Given instruction: Reproduce all lines of the listing below in which the word "ORGANIC" occurs.

Dataset records:
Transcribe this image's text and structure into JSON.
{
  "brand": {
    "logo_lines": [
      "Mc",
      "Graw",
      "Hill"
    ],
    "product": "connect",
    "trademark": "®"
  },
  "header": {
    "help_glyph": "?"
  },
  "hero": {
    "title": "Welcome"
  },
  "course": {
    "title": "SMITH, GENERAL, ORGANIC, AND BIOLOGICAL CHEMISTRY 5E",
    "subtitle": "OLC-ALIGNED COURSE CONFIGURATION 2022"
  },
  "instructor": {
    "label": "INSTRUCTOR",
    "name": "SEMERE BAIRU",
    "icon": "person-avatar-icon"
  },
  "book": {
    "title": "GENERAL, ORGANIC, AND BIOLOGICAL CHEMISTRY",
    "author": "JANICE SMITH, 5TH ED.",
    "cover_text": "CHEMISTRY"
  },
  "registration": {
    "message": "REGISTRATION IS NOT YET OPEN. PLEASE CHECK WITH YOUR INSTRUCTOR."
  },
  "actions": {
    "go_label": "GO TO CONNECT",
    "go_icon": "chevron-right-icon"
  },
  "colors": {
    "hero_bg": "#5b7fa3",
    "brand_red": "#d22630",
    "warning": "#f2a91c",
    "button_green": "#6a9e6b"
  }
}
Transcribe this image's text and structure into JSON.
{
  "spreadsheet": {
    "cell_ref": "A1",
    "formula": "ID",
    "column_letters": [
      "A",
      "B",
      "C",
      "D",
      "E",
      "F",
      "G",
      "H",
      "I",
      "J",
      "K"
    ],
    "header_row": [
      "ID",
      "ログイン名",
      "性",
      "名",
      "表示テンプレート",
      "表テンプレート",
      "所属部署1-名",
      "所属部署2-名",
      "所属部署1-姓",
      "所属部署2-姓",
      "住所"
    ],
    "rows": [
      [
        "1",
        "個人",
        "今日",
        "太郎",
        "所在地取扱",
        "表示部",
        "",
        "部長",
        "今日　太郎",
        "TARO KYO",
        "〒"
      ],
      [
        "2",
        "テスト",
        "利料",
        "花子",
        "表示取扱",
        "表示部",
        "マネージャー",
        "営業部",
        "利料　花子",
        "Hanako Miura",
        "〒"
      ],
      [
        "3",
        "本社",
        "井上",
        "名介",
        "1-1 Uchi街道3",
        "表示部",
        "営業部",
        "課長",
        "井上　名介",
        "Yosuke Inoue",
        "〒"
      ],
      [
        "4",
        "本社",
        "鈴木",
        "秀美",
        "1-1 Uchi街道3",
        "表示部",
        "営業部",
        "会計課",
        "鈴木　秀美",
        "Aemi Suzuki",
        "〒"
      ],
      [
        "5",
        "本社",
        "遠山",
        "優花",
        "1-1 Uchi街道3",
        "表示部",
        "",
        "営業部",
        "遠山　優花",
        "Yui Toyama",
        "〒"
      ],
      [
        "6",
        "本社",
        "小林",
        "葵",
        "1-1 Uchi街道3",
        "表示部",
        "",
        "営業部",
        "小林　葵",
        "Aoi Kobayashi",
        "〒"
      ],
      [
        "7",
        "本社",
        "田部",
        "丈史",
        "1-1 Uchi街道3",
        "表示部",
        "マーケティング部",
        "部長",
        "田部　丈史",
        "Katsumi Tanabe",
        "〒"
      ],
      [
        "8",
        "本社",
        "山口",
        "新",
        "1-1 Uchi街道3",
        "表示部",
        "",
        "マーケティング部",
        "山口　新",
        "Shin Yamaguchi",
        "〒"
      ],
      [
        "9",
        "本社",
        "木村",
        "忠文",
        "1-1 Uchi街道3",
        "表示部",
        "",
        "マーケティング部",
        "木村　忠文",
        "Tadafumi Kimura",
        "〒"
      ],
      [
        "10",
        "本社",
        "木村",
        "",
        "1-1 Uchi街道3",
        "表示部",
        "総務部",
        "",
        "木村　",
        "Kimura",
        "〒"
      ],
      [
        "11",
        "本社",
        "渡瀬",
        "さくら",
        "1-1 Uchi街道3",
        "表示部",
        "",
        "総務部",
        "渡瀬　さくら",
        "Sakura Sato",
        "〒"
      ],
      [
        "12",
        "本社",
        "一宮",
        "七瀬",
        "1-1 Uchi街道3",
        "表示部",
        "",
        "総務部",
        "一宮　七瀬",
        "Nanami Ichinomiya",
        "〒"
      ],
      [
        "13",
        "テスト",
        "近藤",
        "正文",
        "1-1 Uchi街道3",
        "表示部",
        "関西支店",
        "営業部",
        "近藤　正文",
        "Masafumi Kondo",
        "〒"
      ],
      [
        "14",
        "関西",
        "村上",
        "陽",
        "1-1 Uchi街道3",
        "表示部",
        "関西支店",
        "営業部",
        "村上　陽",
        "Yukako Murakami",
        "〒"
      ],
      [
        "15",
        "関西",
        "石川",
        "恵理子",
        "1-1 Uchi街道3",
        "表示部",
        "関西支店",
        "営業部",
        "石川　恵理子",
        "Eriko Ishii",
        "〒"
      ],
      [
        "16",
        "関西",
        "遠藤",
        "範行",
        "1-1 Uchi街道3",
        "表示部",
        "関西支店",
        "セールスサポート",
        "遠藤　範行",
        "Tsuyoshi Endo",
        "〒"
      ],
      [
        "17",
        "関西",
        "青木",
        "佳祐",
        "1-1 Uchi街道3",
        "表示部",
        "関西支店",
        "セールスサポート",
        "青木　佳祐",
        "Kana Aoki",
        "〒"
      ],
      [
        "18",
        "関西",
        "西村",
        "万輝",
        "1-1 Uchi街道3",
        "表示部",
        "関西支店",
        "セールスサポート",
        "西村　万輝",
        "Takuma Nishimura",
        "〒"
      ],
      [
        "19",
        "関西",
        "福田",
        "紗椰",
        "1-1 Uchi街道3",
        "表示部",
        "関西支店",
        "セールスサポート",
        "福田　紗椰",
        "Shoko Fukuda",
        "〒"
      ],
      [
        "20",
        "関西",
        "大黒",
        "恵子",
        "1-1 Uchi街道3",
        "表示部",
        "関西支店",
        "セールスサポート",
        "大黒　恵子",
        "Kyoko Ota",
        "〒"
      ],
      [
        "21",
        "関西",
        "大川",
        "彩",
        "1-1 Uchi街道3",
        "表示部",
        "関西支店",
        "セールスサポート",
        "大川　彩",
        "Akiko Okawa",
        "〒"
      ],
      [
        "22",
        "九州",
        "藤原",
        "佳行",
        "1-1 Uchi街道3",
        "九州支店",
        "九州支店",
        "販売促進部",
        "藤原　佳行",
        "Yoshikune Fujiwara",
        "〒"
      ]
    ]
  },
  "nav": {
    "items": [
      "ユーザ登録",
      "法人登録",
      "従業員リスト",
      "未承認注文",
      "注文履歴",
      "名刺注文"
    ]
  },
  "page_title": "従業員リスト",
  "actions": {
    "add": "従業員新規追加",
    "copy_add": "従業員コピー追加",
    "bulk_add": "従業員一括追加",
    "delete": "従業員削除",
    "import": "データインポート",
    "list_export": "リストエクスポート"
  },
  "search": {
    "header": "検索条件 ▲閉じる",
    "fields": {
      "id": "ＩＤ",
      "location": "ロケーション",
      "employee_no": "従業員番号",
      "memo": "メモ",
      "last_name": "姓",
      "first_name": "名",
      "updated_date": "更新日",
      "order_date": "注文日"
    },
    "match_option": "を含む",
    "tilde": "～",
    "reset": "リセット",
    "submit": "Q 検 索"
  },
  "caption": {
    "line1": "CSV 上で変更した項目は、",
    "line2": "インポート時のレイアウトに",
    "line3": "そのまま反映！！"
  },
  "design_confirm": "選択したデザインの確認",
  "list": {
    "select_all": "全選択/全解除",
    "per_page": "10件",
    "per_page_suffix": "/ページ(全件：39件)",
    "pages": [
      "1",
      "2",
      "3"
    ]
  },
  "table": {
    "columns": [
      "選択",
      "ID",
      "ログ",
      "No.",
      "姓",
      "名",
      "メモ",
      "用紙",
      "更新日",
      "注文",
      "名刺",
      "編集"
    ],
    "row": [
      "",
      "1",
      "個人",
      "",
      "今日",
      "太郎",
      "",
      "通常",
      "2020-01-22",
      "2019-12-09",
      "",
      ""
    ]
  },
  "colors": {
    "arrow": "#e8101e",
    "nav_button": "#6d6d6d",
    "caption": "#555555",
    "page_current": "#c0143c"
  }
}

Worked answer:
    "title": "SMITH, GENERAL, ORGANIC, AND BIOLOGICAL CHEMISTRY 5E",
    "title": "GENERAL, ORGANIC, AND BIOLOGICAL CHEMISTRY",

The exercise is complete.